■ **Short problem**
Repeat, exactly and completely, the entries shown underneath.

■ **Stored data**

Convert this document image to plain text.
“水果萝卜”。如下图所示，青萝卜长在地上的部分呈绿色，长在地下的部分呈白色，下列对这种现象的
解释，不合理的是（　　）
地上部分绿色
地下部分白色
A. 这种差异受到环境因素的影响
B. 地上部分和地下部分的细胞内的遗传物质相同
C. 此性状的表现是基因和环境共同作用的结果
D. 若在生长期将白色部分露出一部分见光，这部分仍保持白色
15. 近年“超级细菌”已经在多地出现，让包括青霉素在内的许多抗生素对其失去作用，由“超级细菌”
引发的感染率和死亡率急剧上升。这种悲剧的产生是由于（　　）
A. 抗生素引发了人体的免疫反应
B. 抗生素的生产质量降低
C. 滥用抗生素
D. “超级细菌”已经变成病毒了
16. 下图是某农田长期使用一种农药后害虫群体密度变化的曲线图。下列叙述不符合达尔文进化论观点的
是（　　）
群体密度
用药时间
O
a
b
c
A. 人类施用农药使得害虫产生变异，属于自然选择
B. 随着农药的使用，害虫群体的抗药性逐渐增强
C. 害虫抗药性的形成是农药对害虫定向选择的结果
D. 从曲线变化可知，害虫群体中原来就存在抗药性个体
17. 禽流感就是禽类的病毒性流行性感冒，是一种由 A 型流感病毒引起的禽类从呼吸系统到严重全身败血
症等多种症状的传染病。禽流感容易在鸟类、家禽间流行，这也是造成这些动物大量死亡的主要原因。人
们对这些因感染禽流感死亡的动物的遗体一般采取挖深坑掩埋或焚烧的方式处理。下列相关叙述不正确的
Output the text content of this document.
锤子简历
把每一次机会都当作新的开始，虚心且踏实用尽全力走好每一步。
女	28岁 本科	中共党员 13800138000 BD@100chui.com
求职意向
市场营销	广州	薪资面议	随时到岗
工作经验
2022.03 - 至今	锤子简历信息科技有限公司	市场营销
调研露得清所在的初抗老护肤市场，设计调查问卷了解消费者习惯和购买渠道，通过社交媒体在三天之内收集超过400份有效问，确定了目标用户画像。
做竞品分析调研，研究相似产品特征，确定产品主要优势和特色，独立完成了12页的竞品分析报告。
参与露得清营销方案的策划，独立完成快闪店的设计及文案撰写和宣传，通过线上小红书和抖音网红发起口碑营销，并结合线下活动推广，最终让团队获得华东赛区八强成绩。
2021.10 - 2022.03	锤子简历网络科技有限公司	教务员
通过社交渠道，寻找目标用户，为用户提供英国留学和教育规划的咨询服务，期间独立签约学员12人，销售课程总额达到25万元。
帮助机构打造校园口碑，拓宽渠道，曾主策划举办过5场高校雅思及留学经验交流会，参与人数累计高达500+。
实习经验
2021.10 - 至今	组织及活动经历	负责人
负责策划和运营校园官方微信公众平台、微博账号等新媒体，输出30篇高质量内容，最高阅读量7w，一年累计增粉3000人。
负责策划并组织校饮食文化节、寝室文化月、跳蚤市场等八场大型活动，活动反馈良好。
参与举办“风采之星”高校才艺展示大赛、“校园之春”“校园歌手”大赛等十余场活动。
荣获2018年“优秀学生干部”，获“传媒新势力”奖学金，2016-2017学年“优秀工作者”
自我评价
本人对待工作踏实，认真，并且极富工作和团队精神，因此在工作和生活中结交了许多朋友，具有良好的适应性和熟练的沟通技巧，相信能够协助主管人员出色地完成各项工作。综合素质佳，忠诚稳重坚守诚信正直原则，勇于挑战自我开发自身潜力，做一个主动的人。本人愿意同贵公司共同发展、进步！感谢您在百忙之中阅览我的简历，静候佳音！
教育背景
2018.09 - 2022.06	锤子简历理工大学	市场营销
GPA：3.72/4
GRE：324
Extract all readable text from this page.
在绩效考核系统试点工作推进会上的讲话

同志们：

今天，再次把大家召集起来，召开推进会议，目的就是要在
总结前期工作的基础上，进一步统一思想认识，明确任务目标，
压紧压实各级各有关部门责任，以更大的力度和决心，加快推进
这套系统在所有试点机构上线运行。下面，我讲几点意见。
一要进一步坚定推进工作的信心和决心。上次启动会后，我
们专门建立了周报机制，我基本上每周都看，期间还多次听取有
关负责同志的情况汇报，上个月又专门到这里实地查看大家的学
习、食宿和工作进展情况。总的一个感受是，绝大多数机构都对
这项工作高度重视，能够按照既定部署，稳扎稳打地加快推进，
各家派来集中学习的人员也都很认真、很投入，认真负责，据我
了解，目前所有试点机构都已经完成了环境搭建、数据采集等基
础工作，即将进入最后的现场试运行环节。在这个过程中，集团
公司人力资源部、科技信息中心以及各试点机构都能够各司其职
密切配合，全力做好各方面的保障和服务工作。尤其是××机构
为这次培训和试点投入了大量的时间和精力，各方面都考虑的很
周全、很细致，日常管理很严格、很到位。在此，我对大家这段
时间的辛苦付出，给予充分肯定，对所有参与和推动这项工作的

■ **Answer to this exercise**
Convert this document image to plain text.
“水果萝卜”。如下图所示，青萝卜长在地上的部分呈绿色，长在地下的部分呈白色，下列对这种现象的
解释，不合理的是（　　）
地上部分绿色
地下部分白色
A. 这种差异受到环境因素的影响
B. 地上部分和地下部分的细胞内的遗传物质相同
C. 此性状的表现是基因和环境共同作用的结果
D. 若在生长期将白色部分露出一部分见光，这部分仍保持白色
15. 近年“超级细菌”已经在多地出现，让包括青霉素在内的许多抗生素对其失去作用，由“超级细菌”
引发的感染率和死亡率急剧上升。这种悲剧的产生是由于（　　）
A. 抗生素引发了人体的免疫反应
B. 抗生素的生产质量降低
C. 滥用抗生素
D. “超级细菌”已经变成病毒了
16. 下图是某农田长期使用一种农药后害虫群体密度变化的曲线图。下列叙述不符合达尔文进化论观点的
是（　　）
群体密度
用药时间
O
a
b
c
A. 人类施用农药使得害虫产生变异，属于自然选择
B. 随着农药的使用，害虫群体的抗药性逐渐增强
C. 害虫抗药性的形成是农药对害虫定向选择的结果
D. 从曲线变化可知，害虫群体中原来就存在抗药性个体
17. 禽流感就是禽类的病毒性流行性感冒，是一种由 A 型流感病毒引起的禽类从呼吸系统到严重全身败血
症等多种症状的传染病。禽流感容易在鸟类、家禽间流行，这也是造成这些动物大量死亡的主要原因。人
们对这些因感染禽流感死亡的动物的遗体一般采取挖深坑掩埋或焚烧的方式处理。下列相关叙述不正确的
Output the text content of this document.
锤子简历
把每一次机会都当作新的开始，虚心且踏实用尽全力走好每一步。
女	28岁 本科	中共党员 13800138000 BD@100chui.com
求职意向
市场营销	广州	薪资面议	随时到岗
工作经验
2022.03 - 至今	锤子简历信息科技有限公司	市场营销
调研露得清所在的初抗老护肤市场，设计调查问卷了解消费者习惯和购买渠道，通过社交媒体在三天之内收集超过400份有效问，确定了目标用户画像。
做竞品分析调研，研究相似产品特征，确定产品主要优势和特色，独立完成了12页的竞品分析报告。
参与露得清营销方案的策划，独立完成快闪店的设计及文案撰写和宣传，通过线上小红书和抖音网红发起口碑营销，并结合线下活动推广，最终让团队获得华东赛区八强成绩。
2021.10 - 2022.03	锤子简历网络科技有限公司	教务员
通过社交渠道，寻找目标用户，为用户提供英国留学和教育规划的咨询服务，期间独立签约学员12人，销售课程总额达到25万元。
帮助机构打造校园口碑，拓宽渠道，曾主策划举办过5场高校雅思及留学经验交流会，参与人数累计高达500+。
实习经验
2021.10 - 至今	组织及活动经历	负责人
负责策划和运营校园官方微信公众平台、微博账号等新媒体，输出30篇高质量内容，最高阅读量7w，一年累计增粉3000人。
负责策划并组织校饮食文化节、寝室文化月、跳蚤市场等八场大型活动，活动反馈良好。
参与举办“风采之星”高校才艺展示大赛、“校园之春”“校园歌手”大赛等十余场活动。
荣获2018年“优秀学生干部”，获“传媒新势力”奖学金，2016-2017学年“优秀工作者”
自我评价
本人对待工作踏实，认真，并且极富工作和团队精神，因此在工作和生活中结交了许多朋友，具有良好的适应性和熟练的沟通技巧，相信能够协助主管人员出色地完成各项工作。综合素质佳，忠诚稳重坚守诚信正直原则，勇于挑战自我开发自身潜力，做一个主动的人。本人愿意同贵公司共同发展、进步！感谢您在百忙之中阅览我的简历，静候佳音！
教育背景
2018.09 - 2022.06	锤子简历理工大学	市场营销
GPA：3.72/4
GRE：324
Extract all readable text from this page.
在绩效考核系统试点工作推进会上的讲话

同志们：

今天，再次把大家召集起来，召开推进会议，目的就是要在
总结前期工作的基础上，进一步统一思想认识，明确任务目标，
压紧压实各级各有关部门责任，以更大的力度和决心，加快推进
这套系统在所有试点机构上线运行。下面，我讲几点意见。
一要进一步坚定推进工作的信心和决心。上次启动会后，我
们专门建立了周报机制，我基本上每周都看，期间还多次听取有
关负责同志的情况汇报，上个月又专门到这里实地查看大家的学
习、食宿和工作进展情况。总的一个感受是，绝大多数机构都对
这项工作高度重视，能够按照既定部署，稳扎稳打地加快推进，
各家派来集中学习的人员也都很认真、很投入，认真负责，据我
了解，目前所有试点机构都已经完成了环境搭建、数据采集等基
础工作，即将进入最后的现场试运行环节。在这个过程中，集团
公司人力资源部、科技信息中心以及各试点机构都能够各司其职
密切配合，全力做好各方面的保障和服务工作。尤其是××机构
为这次培训和试点投入了大量的时间和精力，各方面都考虑的很
周全、很细致，日常管理很严格、很到位。在此，我对大家这段
时间的辛苦付出，给予充分肯定，对所有参与和推动这项工作的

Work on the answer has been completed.